**Stated task**
Copy every line of the listing exactly.

**Source material**
__________________________________________________

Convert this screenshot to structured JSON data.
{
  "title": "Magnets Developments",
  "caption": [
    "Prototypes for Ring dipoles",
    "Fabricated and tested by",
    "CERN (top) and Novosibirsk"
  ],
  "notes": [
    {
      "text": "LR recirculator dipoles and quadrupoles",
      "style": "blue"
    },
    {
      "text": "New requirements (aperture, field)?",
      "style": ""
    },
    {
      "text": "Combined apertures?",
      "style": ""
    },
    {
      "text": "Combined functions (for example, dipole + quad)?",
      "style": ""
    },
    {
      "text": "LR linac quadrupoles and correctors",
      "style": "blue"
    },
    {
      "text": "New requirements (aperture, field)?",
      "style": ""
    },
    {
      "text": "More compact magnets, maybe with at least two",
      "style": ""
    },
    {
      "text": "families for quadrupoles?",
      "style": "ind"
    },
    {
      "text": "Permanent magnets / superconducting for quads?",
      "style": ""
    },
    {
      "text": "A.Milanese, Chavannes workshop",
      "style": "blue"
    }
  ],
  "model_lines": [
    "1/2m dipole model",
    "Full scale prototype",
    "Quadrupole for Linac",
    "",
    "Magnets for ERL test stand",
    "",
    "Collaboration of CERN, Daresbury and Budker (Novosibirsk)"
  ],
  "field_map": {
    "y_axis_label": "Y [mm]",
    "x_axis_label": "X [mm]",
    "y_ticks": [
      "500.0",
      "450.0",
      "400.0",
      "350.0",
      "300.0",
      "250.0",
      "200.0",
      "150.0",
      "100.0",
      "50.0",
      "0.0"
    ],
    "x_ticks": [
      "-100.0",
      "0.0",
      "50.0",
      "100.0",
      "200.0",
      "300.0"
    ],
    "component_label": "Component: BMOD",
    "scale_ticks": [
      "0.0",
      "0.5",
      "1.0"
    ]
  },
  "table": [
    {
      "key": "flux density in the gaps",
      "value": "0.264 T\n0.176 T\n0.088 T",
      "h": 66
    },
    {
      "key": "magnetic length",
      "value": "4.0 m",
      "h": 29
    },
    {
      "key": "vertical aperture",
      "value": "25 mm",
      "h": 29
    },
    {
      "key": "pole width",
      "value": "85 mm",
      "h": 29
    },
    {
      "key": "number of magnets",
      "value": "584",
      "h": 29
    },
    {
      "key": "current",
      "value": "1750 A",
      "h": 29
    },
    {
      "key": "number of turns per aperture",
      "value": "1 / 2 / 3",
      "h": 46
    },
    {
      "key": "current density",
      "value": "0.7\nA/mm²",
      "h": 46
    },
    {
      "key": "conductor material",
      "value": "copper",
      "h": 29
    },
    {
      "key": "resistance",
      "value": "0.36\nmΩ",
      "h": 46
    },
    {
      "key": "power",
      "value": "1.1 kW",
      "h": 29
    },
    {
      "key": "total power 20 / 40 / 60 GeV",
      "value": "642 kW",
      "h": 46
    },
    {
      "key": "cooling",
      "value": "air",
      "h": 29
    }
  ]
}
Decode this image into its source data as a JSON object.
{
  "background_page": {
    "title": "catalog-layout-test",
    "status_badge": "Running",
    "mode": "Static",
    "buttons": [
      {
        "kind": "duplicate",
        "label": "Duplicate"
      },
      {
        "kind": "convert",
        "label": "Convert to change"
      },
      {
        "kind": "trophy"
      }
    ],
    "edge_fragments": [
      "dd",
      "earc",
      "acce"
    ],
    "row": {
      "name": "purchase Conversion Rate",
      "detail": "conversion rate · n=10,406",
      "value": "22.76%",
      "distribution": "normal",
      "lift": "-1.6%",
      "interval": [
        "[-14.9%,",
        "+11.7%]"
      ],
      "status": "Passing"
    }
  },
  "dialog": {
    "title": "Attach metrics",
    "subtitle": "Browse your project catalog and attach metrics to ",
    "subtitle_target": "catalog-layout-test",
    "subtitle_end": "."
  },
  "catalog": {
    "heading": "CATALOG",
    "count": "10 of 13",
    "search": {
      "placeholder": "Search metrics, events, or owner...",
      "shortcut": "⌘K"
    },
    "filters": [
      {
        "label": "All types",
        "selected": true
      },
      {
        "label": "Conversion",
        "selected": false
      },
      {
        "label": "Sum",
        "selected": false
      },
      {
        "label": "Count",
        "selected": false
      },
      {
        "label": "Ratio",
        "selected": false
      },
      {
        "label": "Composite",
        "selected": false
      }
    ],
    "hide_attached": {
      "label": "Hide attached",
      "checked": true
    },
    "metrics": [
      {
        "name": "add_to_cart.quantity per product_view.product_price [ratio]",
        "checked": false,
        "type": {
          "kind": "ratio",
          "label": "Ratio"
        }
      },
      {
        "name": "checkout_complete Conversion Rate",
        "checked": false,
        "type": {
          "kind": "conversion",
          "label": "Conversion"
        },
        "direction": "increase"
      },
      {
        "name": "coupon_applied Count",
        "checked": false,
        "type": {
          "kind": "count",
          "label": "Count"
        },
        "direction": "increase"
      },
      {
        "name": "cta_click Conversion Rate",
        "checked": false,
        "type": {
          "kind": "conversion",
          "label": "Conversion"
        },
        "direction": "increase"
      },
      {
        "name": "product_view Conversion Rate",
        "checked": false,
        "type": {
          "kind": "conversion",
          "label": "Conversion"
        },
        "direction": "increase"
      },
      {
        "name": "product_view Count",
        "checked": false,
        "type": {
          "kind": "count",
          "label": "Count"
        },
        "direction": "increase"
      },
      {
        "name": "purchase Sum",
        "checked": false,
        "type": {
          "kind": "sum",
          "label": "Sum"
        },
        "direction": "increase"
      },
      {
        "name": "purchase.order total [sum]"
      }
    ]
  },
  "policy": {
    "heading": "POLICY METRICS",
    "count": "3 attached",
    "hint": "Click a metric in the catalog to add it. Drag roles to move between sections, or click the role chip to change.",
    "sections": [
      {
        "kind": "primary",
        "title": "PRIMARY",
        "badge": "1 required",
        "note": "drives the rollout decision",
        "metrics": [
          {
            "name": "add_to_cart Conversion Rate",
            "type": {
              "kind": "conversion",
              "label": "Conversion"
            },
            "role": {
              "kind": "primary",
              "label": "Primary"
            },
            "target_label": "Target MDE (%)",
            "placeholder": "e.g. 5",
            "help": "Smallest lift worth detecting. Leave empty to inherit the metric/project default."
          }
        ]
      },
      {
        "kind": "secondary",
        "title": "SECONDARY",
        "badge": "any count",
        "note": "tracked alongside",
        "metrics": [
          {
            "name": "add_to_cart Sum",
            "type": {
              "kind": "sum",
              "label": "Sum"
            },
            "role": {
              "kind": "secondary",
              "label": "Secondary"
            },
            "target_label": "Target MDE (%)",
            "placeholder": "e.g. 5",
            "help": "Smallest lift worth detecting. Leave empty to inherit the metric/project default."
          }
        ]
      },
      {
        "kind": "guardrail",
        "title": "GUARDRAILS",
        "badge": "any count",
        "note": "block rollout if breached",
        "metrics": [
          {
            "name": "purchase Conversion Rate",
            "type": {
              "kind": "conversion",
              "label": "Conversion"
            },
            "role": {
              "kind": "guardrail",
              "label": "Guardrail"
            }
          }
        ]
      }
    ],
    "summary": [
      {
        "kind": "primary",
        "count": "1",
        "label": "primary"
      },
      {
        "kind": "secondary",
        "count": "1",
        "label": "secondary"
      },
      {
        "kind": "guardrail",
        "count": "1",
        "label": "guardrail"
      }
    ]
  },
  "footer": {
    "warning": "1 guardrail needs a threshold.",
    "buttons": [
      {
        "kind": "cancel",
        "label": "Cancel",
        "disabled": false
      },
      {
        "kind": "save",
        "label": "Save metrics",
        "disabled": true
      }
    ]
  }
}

__________________________________________________

**Right answer**
Convert this screenshot to structured JSON data.
{
  "title": "Magnets Developments",
  "caption": [
    "Prototypes for Ring dipoles",
    "Fabricated and tested by",
    "CERN (top) and Novosibirsk"
  ],
  "notes": [
    {
      "text": "LR recirculator dipoles and quadrupoles",
      "style": "blue"
    },
    {
      "text": "New requirements (aperture, field)?",
      "style": ""
    },
    {
      "text": "Combined apertures?",
      "style": ""
    },
    {
      "text": "Combined functions (for example, dipole + quad)?",
      "style": ""
    },
    {
      "text": "LR linac quadrupoles and correctors",
      "style": "blue"
    },
    {
      "text": "New requirements (aperture, field)?",
      "style": ""
    },
    {
      "text": "More compact magnets, maybe with at least two",
      "style": ""
    },
    {
      "text": "families for quadrupoles?",
      "style": "ind"
    },
    {
      "text": "Permanent magnets / superconducting for quads?",
      "style": ""
    },
    {
      "text": "A.Milanese, Chavannes workshop",
      "style": "blue"
    }
  ],
  "model_lines": [
    "1/2m dipole model",
    "Full scale prototype",
    "Quadrupole for Linac",
    "",
    "Magnets for ERL test stand",
    "",
    "Collaboration of CERN, Daresbury and Budker (Novosibirsk)"
  ],
  "field_map": {
    "y_axis_label": "Y [mm]",
    "x_axis_label": "X [mm]",
    "y_ticks": [
      "500.0",
      "450.0",
      "400.0",
      "350.0",
      "300.0",
      "250.0",
      "200.0",
      "150.0",
      "100.0",
      "50.0",
      "0.0"
    ],
    "x_ticks": [
      "-100.0",
      "0.0",
      "50.0",
      "100.0",
      "200.0",
      "300.0"
    ],
    "component_label": "Component: BMOD",
    "scale_ticks": [
      "0.0",
      "0.5",
      "1.0"
    ]
  },
  "table": [
    {
      "key": "flux density in the gaps",
      "value": "0.264 T\n0.176 T\n0.088 T",
      "h": 66
    },
    {
      "key": "magnetic length",
      "value": "4.0 m",
      "h": 29
    },
    {
      "key": "vertical aperture",
      "value": "25 mm",
      "h": 29
    },
    {
      "key": "pole width",
      "value": "85 mm",
      "h": 29
    },
    {
      "key": "number of magnets",
      "value": "584",
      "h": 29
    },
    {
      "key": "current",
      "value": "1750 A",
      "h": 29
    },
    {
      "key": "number of turns per aperture",
      "value": "1 / 2 / 3",
      "h": 46
    },
    {
      "key": "current density",
      "value": "0.7\nA/mm²",
      "h": 46
    },
    {
      "key": "conductor material",
      "value": "copper",
      "h": 29
    },
    {
      "key": "resistance",
      "value": "0.36\nmΩ",
      "h": 46
    },
    {
      "key": "power",
      "value": "1.1 kW",
      "h": 29
    },
    {
      "key": "total power 20 / 40 / 60 GeV",
      "value": "642 kW",
      "h": 46
    },
    {
      "key": "cooling",
      "value": "air",
      "h": 29
    }
  ]
}
Decode this image into its source data as a JSON object.
{
  "background_page": {
    "title": "catalog-layout-test",
    "status_badge": "Running",
    "mode": "Static",
    "buttons": [
      {
        "kind": "duplicate",
        "label": "Duplicate"
      },
      {
        "kind": "convert",
        "label": "Convert to change"
      },
      {
        "kind": "trophy"
      }
    ],
    "edge_fragments": [
      "dd",
      "earc",
      "acce"
    ],
    "row": {
      "name": "purchase Conversion Rate",
      "detail": "conversion rate · n=10,406",
      "value": "22.76%",
      "distribution": "normal",
      "lift": "-1.6%",
      "interval": [
        "[-14.9%,",
        "+11.7%]"
      ],
      "status": "Passing"
    }
  },
  "dialog": {
    "title": "Attach metrics",
    "subtitle": "Browse your project catalog and attach metrics to ",
    "subtitle_target": "catalog-layout-test",
    "subtitle_end": "."
  },
  "catalog": {
    "heading": "CATALOG",
    "count": "10 of 13",
    "search": {
      "placeholder": "Search metrics, events, or owner...",
      "shortcut": "⌘K"
    },
    "filters": [
      {
        "label": "All types",
        "selected": true
      },
      {
        "label": "Conversion",
        "selected": false
      },
      {
        "label": "Sum",
        "selected": false
      },
      {
        "label": "Count",
        "selected": false
      },
      {
        "label": "Ratio",
        "selected": false
      },
      {
        "label": "Composite",
        "selected": false
      }
    ],
    "hide_attached": {
      "label": "Hide attached",
      "checked": true
    },
    "metrics": [
      {
        "name": "add_to_cart.quantity per product_view.product_price [ratio]",
        "checked": false,
        "type": {
          "kind": "ratio",
          "label": "Ratio"
        }
      },
      {
        "name": "checkout_complete Conversion Rate",
        "checked": false,
        "type": {
          "kind": "conversion",
          "label": "Conversion"
        },
        "direction": "increase"
      },
      {
        "name": "coupon_applied Count",
        "checked": false,
        "type": {
          "kind": "count",
          "label": "Count"
        },
        "direction": "increase"
      },
      {
        "name": "cta_click Conversion Rate",
        "checked": false,
        "type": {
          "kind": "conversion",
          "label": "Conversion"
        },
        "direction": "increase"
      },
      {
        "name": "product_view Conversion Rate",
        "checked": false,
        "type": {
          "kind": "conversion",
          "label": "Conversion"
        },
        "direction": "increase"
      },
      {
        "name": "product_view Count",
        "checked": false,
        "type": {
          "kind": "count",
          "label": "Count"
        },
        "direction": "increase"
      },
      {
        "name": "purchase Sum",
        "checked": false,
        "type": {
          "kind": "sum",
          "label": "Sum"
        },
        "direction": "increase"
      },
      {
        "name": "purchase.order total [sum]"
      }
    ]
  },
  "policy": {
    "heading": "POLICY METRICS",
    "count": "3 attached",
    "hint": "Click a metric in the catalog to add it. Drag roles to move between sections, or click the role chip to change.",
    "sections": [
      {
        "kind": "primary",
        "title": "PRIMARY",
        "badge": "1 required",
        "note": "drives the rollout decision",
        "metrics": [
          {
            "name": "add_to_cart Conversion Rate",
            "type": {
              "kind": "conversion",
              "label": "Conversion"
            },
            "role": {
              "kind": "primary",
              "label": "Primary"
            },
            "target_label": "Target MDE (%)",
            "placeholder": "e.g. 5",
            "help": "Smallest lift worth detecting. Leave empty to inherit the metric/project default."
          }
        ]
      },
      {
        "kind": "secondary",
        "title": "SECONDARY",
        "badge": "any count",
        "note": "tracked alongside",
        "metrics": [
          {
            "name": "add_to_cart Sum",
            "type": {
              "kind": "sum",
              "label": "Sum"
            },
            "role": {
              "kind": "secondary",
              "label": "Secondary"
            },
            "target_label": "Target MDE (%)",
            "placeholder": "e.g. 5",
            "help": "Smallest lift worth detecting. Leave empty to inherit the metric/project default."
          }
        ]
      },
      {
        "kind": "guardrail",
        "title": "GUARDRAILS",
        "badge": "any count",
        "note": "block rollout if breached",
        "metrics": [
          {
            "name": "purchase Conversion Rate",
            "type": {
              "kind": "conversion",
              "label": "Conversion"
            },
            "role": {
              "kind": "guardrail",
              "label": "Guardrail"
            }
          }
        ]
      }
    ],
    "summary": [
      {
        "kind": "primary",
        "count": "1",
        "label": "primary"
      },
      {
        "kind": "secondary",
        "count": "1",
        "label": "secondary"
      },
      {
        "kind": "guardrail",
        "count": "1",
        "label": "guardrail"
      }
    ]
  },
  "footer": {
    "warning": "1 guardrail needs a threshold.",
    "buttons": [
      {
        "kind": "cancel",
        "label": "Cancel",
        "disabled": false
      },
      {
        "kind": "save",
        "label": "Save metrics",
        "disabled": true
      }
    ]
  }
}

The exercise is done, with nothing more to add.